**Problems to work on**
a) In the worked solution, what value does u take when x = −2?
b) Using the worked solution, explain why x dx is replaced by (1/2) du in the rewritten integral.

**Excerpt**
Answer
$$ - \frac{1}{{48}}$$
Work Step by Step
$$\eqalign{
& \int_{ - 2}^{ - 1} {\frac{x}{{{{\left( {{x^2} + 2} \right)}^3}}}dx} \cr
& u = {x^2} + 2,{\text{ then }}du = 2xdx,{\text{ }}\frac{1}{2}du = xdx \cr
& {\text{With this substitution}}{\text{,}} \cr
& {\text{if }}x = - 1,{\text{ }}u = {\left( { - 1} \right)^2} + 2 = 3 \cr
& {\text{if }}x = - 2,{\text{ }}u = {\left( { - 2} \right)^2} + 2 = 6 \cr
& {\text{so}} \cr
& \int_{ - 2}^{ - 1} {\frac{x}{{{{\left( {{x^2} + 2} \right)}^3}}}dx} = \int_6^3 {\frac{1}{{{u^3}}}\left( {\frac{1}{2}du} \right)} \cr
& = \frac{1}{2}\int_6^3 {{u^{ - 3}}du} \cr
& {\text{find the antiderivative by the power rule}} \cr
& = \frac{1}{2}\left( {\frac{{{u^{ - 2}}}}{{ - 2}}} \right)_6^3 \cr
& = - \frac{1}{4}\left( {\frac{1}{{{u^4}}}} \right)_6^3 \cr
& {\text{part 1 of fundamental theorem of calculus}} \cr
& = - \frac{1}{4}\left( {\frac{1}{{{{\left( 3 \right)}^2}}} - \frac{1}{{{{\left( 6 \right)}^2}}}} \right) \cr
& = - \frac{1}{4}\left( {\frac{1}{9} - \frac{1}{{36}}} \right) \cr
& = - \frac{1}{4}\left( {\frac{1}{{12}}} \right) \cr
& = - \frac{1}{{48}} \cr} $$

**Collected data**
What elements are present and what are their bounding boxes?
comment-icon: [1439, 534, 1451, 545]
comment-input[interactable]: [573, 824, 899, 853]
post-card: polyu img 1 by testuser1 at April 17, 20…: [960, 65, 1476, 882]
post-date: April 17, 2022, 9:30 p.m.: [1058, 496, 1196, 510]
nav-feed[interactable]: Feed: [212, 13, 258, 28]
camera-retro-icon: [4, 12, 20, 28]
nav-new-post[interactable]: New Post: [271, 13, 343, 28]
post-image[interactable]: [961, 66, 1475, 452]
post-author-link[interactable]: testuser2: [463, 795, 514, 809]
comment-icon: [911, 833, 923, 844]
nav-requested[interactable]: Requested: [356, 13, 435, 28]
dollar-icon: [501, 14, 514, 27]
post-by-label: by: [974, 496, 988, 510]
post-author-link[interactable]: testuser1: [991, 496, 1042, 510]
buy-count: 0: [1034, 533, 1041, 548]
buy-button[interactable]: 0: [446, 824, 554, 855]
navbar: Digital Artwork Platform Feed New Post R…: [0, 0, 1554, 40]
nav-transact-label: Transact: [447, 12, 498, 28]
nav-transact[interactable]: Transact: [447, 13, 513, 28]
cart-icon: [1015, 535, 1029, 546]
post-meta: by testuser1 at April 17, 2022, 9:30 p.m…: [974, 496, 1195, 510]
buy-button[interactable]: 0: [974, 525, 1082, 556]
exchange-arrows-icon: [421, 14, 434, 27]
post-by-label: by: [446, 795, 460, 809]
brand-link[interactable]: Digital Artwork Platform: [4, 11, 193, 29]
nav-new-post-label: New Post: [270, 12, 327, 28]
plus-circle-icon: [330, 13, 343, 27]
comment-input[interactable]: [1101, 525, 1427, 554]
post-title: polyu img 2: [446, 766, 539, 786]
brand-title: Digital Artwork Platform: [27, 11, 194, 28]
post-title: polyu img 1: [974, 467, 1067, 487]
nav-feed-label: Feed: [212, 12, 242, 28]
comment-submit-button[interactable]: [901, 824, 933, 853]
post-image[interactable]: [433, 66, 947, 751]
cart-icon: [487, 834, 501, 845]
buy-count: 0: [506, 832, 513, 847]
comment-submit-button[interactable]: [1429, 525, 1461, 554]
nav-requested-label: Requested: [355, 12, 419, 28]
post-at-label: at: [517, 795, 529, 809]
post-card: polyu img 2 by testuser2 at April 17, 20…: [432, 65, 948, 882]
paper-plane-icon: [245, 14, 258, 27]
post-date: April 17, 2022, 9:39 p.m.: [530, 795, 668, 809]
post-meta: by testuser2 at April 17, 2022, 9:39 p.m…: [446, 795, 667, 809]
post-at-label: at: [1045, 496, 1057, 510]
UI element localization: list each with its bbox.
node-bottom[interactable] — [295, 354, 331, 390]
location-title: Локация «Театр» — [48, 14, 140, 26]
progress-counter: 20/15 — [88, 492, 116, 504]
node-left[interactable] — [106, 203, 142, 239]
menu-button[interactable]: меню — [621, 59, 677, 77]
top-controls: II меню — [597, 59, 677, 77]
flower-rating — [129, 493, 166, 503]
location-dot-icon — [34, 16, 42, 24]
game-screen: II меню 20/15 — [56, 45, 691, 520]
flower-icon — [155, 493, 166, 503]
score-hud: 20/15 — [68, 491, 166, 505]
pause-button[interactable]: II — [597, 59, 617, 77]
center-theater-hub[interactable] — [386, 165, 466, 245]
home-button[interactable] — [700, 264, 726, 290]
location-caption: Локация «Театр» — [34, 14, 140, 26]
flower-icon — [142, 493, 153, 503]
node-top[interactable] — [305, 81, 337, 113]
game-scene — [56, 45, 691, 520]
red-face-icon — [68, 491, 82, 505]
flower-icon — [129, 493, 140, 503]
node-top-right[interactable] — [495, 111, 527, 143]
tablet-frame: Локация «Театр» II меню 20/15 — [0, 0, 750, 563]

**Solution set**
a) u = 6

b) The substitution u = x² + 2 gives du = 2x dx, so (1/2) du = x dx. The factor x dx in the original integrand can therefore be written as (1/2) du.